* BEGIN Data records *

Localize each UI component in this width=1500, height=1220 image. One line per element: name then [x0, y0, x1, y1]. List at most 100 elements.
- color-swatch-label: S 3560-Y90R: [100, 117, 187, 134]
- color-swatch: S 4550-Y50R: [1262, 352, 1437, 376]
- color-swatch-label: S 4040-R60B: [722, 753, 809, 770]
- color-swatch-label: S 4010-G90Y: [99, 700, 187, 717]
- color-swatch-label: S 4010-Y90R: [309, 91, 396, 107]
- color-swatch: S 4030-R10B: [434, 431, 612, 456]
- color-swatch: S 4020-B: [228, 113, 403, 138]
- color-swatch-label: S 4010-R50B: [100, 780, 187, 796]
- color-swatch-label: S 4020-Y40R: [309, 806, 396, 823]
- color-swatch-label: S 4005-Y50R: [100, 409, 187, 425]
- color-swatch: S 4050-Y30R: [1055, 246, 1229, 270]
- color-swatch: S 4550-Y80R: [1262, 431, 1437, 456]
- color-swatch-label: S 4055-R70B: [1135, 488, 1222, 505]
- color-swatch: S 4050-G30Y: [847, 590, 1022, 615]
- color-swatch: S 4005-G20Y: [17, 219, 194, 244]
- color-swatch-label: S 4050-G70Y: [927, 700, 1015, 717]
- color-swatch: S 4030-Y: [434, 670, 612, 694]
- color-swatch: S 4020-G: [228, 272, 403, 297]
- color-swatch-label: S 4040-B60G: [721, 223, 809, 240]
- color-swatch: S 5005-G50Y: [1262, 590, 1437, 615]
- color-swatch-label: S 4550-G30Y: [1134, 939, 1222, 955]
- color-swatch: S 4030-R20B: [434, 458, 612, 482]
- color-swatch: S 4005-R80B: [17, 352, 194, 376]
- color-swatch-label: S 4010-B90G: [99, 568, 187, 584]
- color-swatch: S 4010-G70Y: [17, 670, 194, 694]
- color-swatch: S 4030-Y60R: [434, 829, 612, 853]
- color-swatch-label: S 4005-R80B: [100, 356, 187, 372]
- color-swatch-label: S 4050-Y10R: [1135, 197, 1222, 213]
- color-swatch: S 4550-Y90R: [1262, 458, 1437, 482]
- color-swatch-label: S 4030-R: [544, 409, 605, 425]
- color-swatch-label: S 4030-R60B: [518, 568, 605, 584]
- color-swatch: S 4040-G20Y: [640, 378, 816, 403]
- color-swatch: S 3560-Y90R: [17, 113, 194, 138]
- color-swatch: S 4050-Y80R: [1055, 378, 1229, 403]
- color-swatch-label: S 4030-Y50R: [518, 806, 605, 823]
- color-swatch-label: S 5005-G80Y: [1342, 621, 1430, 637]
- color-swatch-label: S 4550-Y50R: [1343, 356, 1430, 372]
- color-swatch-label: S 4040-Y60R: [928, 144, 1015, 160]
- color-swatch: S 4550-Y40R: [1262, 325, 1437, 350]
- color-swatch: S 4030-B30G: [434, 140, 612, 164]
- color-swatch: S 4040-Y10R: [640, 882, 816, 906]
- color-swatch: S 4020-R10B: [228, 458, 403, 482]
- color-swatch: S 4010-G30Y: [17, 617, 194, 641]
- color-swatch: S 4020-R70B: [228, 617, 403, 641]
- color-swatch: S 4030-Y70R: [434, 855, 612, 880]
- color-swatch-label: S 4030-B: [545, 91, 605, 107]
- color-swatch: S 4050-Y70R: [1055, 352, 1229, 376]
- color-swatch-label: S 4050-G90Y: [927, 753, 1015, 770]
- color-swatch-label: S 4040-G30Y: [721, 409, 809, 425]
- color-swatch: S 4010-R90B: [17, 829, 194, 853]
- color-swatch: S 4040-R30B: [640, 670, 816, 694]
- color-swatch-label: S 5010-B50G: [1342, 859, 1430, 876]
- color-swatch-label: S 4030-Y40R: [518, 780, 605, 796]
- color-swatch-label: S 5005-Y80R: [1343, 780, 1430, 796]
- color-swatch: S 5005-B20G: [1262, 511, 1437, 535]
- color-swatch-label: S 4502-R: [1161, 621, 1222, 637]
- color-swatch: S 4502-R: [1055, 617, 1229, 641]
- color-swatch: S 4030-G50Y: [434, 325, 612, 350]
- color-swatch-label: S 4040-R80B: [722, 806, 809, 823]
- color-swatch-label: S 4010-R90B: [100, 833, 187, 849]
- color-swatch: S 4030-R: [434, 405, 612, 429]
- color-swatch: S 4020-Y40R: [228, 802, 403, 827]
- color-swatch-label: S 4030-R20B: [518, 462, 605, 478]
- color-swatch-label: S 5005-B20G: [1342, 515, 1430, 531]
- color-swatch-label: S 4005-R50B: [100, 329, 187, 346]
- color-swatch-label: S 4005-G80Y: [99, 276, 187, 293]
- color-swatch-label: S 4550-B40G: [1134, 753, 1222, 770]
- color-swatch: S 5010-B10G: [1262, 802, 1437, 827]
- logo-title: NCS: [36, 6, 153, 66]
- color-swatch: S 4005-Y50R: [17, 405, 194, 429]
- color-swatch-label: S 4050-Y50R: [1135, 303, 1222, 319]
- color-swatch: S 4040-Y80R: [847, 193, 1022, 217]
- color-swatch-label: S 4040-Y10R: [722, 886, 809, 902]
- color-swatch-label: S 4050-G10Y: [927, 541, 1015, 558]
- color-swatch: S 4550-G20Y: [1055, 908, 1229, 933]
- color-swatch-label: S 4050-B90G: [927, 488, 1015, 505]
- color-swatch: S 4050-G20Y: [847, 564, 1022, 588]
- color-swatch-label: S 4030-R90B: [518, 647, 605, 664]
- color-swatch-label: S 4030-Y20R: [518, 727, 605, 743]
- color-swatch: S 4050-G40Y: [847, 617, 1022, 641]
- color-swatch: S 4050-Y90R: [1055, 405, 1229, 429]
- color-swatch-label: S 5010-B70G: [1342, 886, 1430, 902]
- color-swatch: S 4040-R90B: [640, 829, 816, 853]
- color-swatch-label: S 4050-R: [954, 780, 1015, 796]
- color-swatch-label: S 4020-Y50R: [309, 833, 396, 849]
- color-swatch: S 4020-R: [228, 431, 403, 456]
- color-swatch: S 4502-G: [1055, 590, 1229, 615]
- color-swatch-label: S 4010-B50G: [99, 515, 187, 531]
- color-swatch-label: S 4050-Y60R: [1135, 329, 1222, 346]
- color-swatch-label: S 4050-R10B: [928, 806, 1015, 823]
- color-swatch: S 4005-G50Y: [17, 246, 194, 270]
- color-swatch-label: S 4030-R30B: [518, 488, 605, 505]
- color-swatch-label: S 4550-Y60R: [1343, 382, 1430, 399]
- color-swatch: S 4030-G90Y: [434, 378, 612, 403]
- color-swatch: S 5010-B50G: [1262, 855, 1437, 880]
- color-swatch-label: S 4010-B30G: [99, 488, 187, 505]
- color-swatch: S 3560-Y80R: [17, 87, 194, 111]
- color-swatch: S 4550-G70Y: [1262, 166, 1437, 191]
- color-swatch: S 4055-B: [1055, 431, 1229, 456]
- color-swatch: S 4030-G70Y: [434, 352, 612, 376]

* END Data records *

Reproduce verbatim the lines from the start of the records through the line containing "- color-swatch: S 4550-Y40R: [1262, 325, 1437, 350]", inclusive.

Localize each UI component in this width=1500, height=1220 image. One line per element: name then [x0, y0, x1, y1]. List at most 100 elements.
- color-swatch-label: S 3560-Y90R: [100, 117, 187, 134]
- color-swatch: S 4550-Y50R: [1262, 352, 1437, 376]
- color-swatch-label: S 4040-R60B: [722, 753, 809, 770]
- color-swatch-label: S 4010-G90Y: [99, 700, 187, 717]
- color-swatch-label: S 4010-Y90R: [309, 91, 396, 107]
- color-swatch: S 4030-R10B: [434, 431, 612, 456]
- color-swatch: S 4020-B: [228, 113, 403, 138]
- color-swatch-label: S 4010-R50B: [100, 780, 187, 796]
- color-swatch-label: S 4020-Y40R: [309, 806, 396, 823]
- color-swatch-label: S 4005-Y50R: [100, 409, 187, 425]
- color-swatch: S 4050-Y30R: [1055, 246, 1229, 270]
- color-swatch: S 4550-Y80R: [1262, 431, 1437, 456]
- color-swatch-label: S 4055-R70B: [1135, 488, 1222, 505]
- color-swatch: S 4050-G30Y: [847, 590, 1022, 615]
- color-swatch: S 4005-G20Y: [17, 219, 194, 244]
- color-swatch-label: S 4050-G70Y: [927, 700, 1015, 717]
- color-swatch: S 4030-Y: [434, 670, 612, 694]
- color-swatch: S 4020-G: [228, 272, 403, 297]
- color-swatch-label: S 4040-B60G: [721, 223, 809, 240]
- color-swatch: S 5005-G50Y: [1262, 590, 1437, 615]
- color-swatch-label: S 4550-G30Y: [1134, 939, 1222, 955]
- color-swatch: S 4030-R20B: [434, 458, 612, 482]
- color-swatch: S 4005-R80B: [17, 352, 194, 376]
- color-swatch-label: S 4010-B90G: [99, 568, 187, 584]
- color-swatch: S 4010-G70Y: [17, 670, 194, 694]
- color-swatch: S 4030-Y60R: [434, 829, 612, 853]
- color-swatch-label: S 4005-R80B: [100, 356, 187, 372]
- color-swatch-label: S 4050-Y10R: [1135, 197, 1222, 213]
- color-swatch: S 4550-Y90R: [1262, 458, 1437, 482]
- color-swatch-label: S 4030-R: [544, 409, 605, 425]
- color-swatch-label: S 4030-R60B: [518, 568, 605, 584]
- color-swatch: S 4040-G20Y: [640, 378, 816, 403]
- color-swatch: S 3560-Y90R: [17, 113, 194, 138]
- color-swatch: S 4050-Y80R: [1055, 378, 1229, 403]
- color-swatch-label: S 4030-Y50R: [518, 806, 605, 823]
- color-swatch-label: S 5005-G80Y: [1342, 621, 1430, 637]
- color-swatch-label: S 4550-Y50R: [1343, 356, 1430, 372]
- color-swatch-label: S 4040-Y60R: [928, 144, 1015, 160]
- color-swatch: S 4550-Y40R: [1262, 325, 1437, 350]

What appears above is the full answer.